[Start of INFORMATION PROVIDED]

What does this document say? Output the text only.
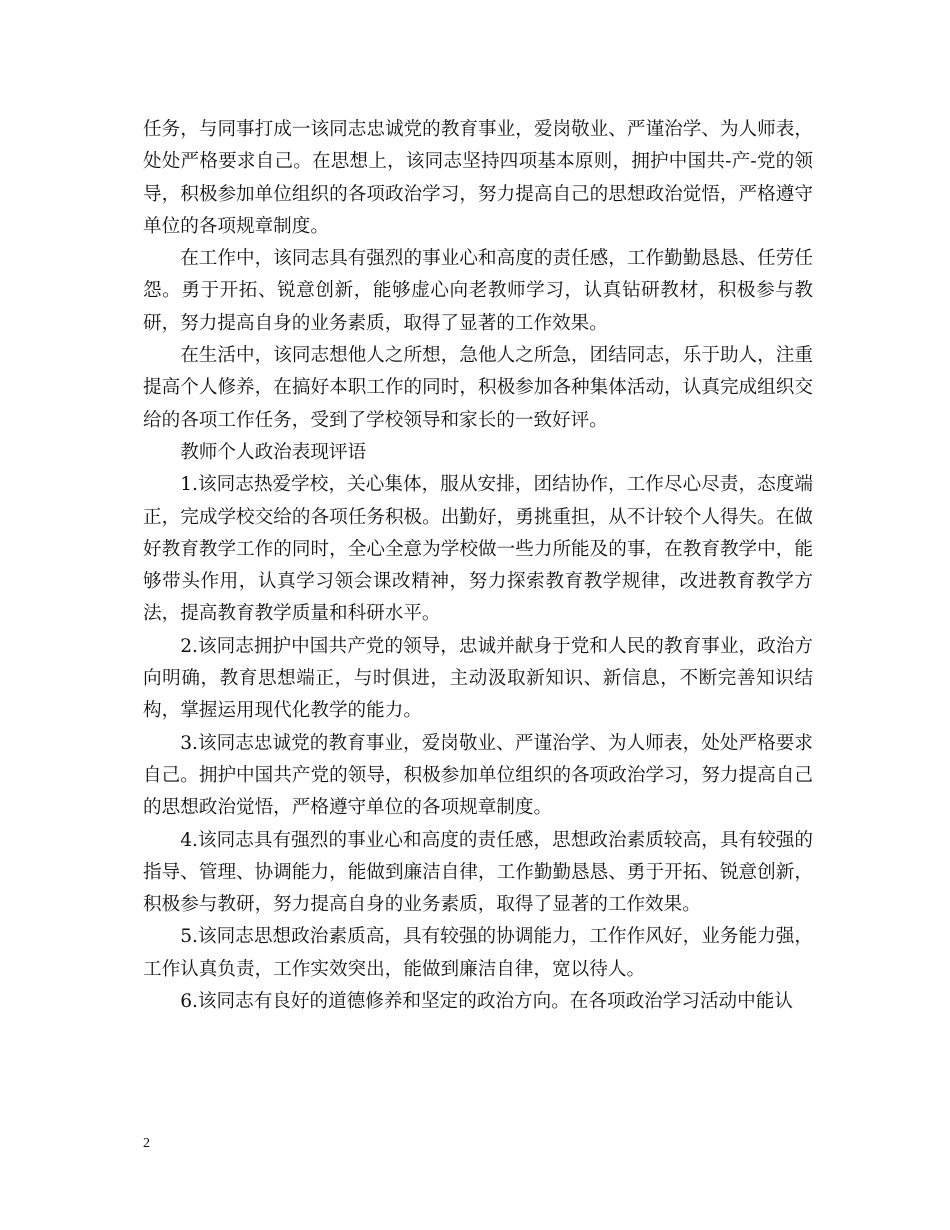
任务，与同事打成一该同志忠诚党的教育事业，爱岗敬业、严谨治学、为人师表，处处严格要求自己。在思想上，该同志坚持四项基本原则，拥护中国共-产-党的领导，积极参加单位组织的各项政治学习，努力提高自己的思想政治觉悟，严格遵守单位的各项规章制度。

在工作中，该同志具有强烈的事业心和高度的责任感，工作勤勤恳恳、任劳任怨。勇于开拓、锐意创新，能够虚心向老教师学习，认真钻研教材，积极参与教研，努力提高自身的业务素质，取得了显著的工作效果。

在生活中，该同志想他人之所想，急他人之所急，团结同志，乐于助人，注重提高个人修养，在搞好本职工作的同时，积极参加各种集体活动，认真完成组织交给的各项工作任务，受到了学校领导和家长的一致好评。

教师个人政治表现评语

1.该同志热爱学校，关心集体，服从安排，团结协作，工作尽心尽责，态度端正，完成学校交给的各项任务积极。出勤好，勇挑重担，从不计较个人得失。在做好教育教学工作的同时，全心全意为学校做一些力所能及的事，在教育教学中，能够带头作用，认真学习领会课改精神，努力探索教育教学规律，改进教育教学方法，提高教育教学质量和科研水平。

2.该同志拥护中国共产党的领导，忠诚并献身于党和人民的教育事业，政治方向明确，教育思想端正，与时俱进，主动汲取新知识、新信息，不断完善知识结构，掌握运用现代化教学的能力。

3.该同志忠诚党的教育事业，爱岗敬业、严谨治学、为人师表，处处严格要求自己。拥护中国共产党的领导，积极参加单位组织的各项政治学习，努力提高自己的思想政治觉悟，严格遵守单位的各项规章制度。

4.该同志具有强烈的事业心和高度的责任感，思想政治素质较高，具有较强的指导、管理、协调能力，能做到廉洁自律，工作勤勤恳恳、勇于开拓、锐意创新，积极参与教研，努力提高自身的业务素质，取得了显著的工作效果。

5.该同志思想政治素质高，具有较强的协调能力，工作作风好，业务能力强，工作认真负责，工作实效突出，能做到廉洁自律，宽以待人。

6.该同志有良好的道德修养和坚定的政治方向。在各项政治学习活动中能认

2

[End of INFORMATION PROVIDED]

WHAT IS ASKED:
Among the entries above, identify all lines with "努力提高自己的思想政治觉悟" and copy them.

SOLUTION:
任务，与同事打成一该同志忠诚党的教育事业，爱岗敬业、严谨治学、为人师表，处处严格要求自己。在思想上，该同志坚持四项基本原则，拥护中国共-产-党的领导，积极参加单位组织的各项政治学习，努力提高自己的思想政治觉悟，严格遵守单位的各项规章制度。
3.该同志忠诚党的教育事业，爱岗敬业、严谨治学、为人师表，处处严格要求自己。拥护中国共产党的领导，积极参加单位组织的各项政治学习，努力提高自己的思想政治觉悟，严格遵守单位的各项规章制度。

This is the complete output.